**Excerpts from a figure dataset**
____________

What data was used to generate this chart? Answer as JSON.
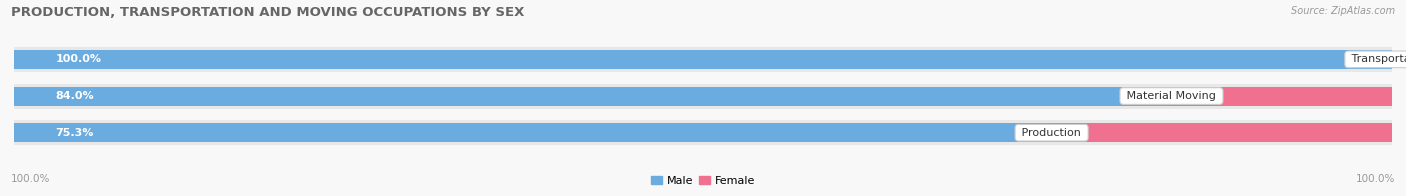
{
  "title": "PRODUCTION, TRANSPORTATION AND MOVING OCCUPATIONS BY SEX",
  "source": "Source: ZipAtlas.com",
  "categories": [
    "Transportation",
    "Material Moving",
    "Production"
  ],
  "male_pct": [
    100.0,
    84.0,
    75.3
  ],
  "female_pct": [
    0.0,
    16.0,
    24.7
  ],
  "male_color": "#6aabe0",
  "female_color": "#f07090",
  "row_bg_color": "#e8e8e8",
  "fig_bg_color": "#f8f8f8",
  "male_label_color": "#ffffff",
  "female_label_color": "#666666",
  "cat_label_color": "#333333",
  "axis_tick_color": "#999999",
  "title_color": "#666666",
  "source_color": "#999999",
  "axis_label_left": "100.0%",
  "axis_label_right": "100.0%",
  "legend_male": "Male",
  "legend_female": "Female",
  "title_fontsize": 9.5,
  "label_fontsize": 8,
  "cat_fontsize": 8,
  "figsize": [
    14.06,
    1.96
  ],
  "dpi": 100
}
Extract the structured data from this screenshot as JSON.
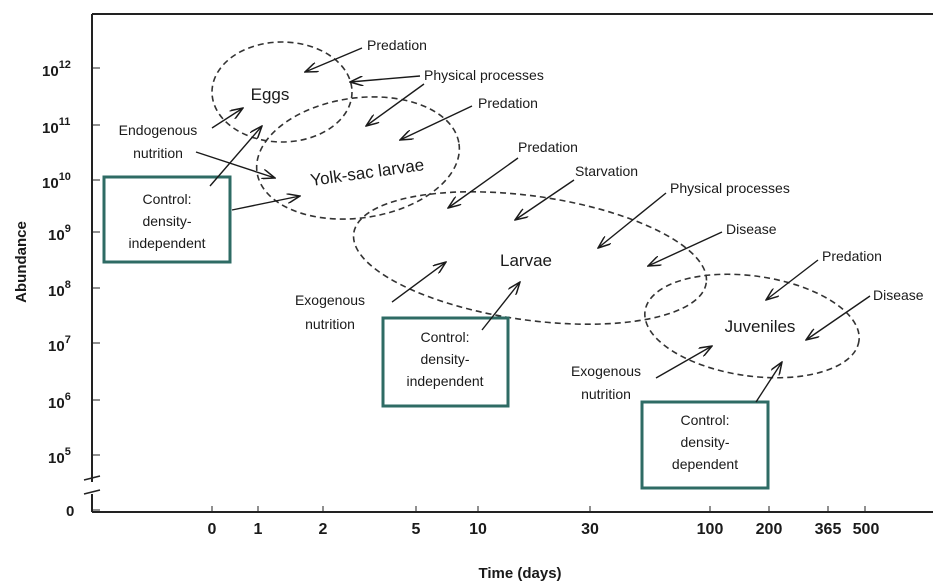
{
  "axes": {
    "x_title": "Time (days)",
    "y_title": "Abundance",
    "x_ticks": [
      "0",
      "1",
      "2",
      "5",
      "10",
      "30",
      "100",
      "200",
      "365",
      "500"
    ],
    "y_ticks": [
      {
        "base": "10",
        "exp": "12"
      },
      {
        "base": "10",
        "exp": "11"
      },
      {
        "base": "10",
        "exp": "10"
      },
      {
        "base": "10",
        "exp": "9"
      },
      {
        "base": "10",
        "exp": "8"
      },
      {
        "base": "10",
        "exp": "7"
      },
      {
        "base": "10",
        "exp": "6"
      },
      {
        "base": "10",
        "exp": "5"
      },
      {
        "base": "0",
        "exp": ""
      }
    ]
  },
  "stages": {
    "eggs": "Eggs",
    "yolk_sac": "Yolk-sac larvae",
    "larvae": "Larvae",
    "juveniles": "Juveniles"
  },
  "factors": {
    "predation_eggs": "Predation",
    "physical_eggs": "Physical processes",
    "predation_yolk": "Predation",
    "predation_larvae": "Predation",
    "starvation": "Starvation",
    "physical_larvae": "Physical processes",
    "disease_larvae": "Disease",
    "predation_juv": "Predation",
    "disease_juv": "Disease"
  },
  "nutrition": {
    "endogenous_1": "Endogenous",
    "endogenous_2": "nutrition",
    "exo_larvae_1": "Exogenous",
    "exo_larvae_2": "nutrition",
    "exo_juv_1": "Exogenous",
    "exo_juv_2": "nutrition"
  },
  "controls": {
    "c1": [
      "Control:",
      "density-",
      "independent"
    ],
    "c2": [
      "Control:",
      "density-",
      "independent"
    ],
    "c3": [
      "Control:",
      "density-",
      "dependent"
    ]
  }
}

____________

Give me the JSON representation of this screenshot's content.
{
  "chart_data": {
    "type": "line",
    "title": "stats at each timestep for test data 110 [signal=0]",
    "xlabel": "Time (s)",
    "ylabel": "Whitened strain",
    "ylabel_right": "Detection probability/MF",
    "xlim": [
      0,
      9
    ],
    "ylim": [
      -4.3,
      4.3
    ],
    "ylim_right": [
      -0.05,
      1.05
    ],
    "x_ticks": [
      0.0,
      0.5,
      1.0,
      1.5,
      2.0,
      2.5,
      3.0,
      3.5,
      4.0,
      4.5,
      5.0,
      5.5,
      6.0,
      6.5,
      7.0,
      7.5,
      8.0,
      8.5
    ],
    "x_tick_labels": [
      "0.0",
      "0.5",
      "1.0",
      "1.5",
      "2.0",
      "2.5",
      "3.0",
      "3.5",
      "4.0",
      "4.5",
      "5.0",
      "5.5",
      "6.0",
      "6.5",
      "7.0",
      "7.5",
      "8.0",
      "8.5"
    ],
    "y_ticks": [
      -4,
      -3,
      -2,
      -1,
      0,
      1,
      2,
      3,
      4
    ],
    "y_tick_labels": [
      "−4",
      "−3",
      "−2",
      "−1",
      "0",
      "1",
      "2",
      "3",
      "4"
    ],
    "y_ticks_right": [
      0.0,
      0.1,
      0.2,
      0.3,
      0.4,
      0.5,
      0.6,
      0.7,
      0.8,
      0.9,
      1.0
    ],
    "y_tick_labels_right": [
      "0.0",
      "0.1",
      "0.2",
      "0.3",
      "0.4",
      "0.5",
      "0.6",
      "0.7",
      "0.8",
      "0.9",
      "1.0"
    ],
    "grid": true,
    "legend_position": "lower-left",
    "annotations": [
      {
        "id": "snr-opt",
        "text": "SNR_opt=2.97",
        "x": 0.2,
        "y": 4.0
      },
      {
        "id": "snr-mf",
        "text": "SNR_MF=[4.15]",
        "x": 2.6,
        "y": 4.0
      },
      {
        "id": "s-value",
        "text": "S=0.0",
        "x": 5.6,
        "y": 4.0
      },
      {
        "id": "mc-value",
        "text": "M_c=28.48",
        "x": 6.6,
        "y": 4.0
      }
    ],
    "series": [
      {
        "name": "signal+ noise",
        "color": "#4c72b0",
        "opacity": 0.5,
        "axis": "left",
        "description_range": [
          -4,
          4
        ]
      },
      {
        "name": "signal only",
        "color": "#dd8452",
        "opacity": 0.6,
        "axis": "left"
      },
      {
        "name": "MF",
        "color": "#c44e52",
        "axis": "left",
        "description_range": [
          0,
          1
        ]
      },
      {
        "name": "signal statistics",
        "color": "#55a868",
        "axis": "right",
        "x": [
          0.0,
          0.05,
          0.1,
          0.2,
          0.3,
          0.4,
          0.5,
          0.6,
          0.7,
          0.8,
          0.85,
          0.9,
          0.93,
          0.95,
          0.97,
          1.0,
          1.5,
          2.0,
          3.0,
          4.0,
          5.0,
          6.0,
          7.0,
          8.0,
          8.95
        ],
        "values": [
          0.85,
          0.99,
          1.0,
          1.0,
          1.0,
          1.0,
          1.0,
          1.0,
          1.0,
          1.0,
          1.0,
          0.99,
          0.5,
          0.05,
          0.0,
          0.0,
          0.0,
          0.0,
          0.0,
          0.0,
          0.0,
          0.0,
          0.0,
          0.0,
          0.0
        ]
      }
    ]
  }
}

____________

Pick out the lines above that hold the string "Exogenous" and show them.

    "exo_larvae_1": "Exogenous",
    "exo_juv_1": "Exogenous",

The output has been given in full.